━━ Extrait à lire ━━
En effet, la question de l’environnement fait problème dans les sciences économiques : les modèles économiques sont souvent critiqués car ces derniers seraient invariables, en ne prendraient pas en compte les changements de long terme dans leurs modélisations. D’autres acteurs ont mis en lumière le manque d’institutions sociales et politiques. Encore pour de nombreux économistes, les ressources épuisables n’existent pas car il y a des substituts, en particulier par le progrès technique, qui serait alors sous-estimé. Or, d’autres acteurs et actrices ont défendu la thèse selon laquelle les problèmes environnementaux ne résolvent pas si l’on pense les ressources comme des substituables. Que faire de ces ressources naturelles, souvent considérées comme un bien public ? Comment élaborer un système incitatif et déterminer la bonne solution ? Et qui va le déterminer ? Est-ce que l’économie ne va pas finalement à l’encontre de l’environnement ?

L’économie écologique contre l’économie environnementale ?

En premier lieu, Nils Moussu rappelle que ces questions sont débattues dans un champ multidisciplinaire. Nous devons donc nous poser la question des unités à évaluer : des tonnes, des calories, des dollars ? Il faudrait également davantage discuter le cadrage dominant de la pollution comme externalité négative qu’il faut internaliser. Pour Sébastien Houde, les choix des agents économiques révèle le bien-être, donc il faut mesurer les choix et le bien-être des agents. Car ces choix s’établissement sous contrainte selon l’école des choix révélés. Il faut donc prêter attention aux marchés, car les prix absorbent toutes les informations, ce sont des éponges qui permettent de mesurer des préférences ; le prix est un mécanisme d’agrégation des préférences.
━━━
- _À faire_:
a - Dans l'extrait, à quoi les prix sont-ils comparés ?
b - Recopiez sans rien changer le passage de l'extrait qui commence aux mots « L’économie écologique contre » et s'arrête après « d’agrégation des préférences. ».
━━ Données fournies ━━
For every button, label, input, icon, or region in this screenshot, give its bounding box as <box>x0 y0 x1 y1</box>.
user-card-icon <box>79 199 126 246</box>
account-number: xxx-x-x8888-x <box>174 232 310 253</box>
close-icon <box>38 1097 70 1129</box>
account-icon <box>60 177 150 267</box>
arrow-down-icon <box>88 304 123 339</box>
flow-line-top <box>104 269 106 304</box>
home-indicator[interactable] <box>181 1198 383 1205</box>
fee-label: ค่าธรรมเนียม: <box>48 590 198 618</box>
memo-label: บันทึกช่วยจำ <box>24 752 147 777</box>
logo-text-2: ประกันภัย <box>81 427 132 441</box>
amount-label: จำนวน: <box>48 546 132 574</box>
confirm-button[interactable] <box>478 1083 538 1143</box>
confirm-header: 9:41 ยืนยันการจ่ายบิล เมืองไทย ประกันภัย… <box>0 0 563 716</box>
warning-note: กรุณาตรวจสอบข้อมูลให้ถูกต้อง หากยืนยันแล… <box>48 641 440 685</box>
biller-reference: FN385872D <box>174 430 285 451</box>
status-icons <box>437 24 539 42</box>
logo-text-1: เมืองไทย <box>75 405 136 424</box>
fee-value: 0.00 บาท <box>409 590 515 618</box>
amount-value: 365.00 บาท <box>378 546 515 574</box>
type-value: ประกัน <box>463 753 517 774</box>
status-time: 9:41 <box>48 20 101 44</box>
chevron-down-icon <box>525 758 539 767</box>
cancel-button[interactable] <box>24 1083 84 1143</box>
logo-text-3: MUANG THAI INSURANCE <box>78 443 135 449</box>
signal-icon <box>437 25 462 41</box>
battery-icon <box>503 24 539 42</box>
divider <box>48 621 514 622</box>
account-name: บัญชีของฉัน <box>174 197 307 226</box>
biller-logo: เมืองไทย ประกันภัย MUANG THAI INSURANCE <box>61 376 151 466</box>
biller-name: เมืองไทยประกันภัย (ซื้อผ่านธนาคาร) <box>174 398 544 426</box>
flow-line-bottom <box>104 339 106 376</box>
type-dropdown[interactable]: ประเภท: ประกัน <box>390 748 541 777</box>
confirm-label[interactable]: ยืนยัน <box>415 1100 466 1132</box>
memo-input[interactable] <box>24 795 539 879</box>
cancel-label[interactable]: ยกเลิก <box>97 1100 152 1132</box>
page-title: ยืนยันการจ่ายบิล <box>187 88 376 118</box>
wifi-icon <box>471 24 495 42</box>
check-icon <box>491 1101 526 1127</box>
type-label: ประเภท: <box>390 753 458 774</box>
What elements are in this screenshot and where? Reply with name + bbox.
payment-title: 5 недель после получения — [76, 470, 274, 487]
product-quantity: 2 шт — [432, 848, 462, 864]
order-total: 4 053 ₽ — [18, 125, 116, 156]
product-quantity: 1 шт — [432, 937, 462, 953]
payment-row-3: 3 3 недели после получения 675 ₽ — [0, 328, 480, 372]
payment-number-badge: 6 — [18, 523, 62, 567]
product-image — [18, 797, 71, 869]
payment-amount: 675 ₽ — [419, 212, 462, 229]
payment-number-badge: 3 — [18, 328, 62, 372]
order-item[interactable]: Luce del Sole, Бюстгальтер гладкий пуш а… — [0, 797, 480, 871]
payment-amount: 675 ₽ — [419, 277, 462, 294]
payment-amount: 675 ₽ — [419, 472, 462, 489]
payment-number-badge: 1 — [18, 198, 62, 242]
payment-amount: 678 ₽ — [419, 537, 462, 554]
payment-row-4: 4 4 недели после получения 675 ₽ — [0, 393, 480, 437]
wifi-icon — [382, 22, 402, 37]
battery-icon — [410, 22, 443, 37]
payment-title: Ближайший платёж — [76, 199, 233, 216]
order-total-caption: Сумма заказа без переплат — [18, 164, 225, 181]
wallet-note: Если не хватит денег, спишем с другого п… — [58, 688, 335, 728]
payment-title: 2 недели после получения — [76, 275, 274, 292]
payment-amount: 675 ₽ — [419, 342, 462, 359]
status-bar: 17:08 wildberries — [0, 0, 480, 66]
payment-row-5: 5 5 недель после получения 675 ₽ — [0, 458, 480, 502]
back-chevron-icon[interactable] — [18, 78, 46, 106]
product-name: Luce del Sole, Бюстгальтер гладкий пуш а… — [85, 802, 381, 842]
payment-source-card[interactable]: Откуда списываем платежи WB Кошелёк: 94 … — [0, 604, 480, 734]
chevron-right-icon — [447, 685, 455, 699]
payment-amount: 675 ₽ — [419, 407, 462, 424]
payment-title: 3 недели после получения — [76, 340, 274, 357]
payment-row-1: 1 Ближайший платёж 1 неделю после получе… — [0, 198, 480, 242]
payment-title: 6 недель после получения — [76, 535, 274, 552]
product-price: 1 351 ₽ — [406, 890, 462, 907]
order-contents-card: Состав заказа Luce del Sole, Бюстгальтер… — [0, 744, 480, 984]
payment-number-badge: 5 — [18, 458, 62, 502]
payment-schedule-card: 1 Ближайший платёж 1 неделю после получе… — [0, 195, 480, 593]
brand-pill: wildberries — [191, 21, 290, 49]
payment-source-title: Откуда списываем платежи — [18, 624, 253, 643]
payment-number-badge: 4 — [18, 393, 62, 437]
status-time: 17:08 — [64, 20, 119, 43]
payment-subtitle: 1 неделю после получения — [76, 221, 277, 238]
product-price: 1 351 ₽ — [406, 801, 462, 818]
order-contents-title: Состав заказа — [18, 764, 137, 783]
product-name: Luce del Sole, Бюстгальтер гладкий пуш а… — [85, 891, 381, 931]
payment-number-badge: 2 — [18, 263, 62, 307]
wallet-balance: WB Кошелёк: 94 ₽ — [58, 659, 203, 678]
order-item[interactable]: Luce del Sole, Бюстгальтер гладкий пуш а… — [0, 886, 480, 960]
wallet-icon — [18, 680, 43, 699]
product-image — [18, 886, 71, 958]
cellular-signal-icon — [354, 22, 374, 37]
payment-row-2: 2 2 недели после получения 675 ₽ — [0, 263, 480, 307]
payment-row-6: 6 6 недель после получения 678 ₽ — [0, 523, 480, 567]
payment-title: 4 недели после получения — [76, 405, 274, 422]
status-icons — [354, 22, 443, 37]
━━━
- _Corrigé_:
a - À des éponges qui permettent de mesurer des préférences.

b -
L’économie écologique contre l’économie environnementale ?

En premier lieu, Nils Moussu rappelle que ces questions sont débattues dans un champ multidisciplinaire. Nous devons donc nous poser la question des unités à évaluer : des tonnes, des calories, des dollars ? Il faudrait également davantage discuter le cadrage dominant de la pollution comme externalité négative qu’il faut internaliser. Pour Sébastien Houde, les choix des agents économiques révèle le bien-être, donc il faut mesurer les choix et le bien-être des agents. Car ces choix s’établissement sous contrainte selon l’école des choix révélés. Il faut donc prêter attention aux marchés, car les prix absorbent toutes les informations, ce sont des éponges qui permettent de mesurer des préférences ; le prix est un mécanisme d’agrégation des préférences.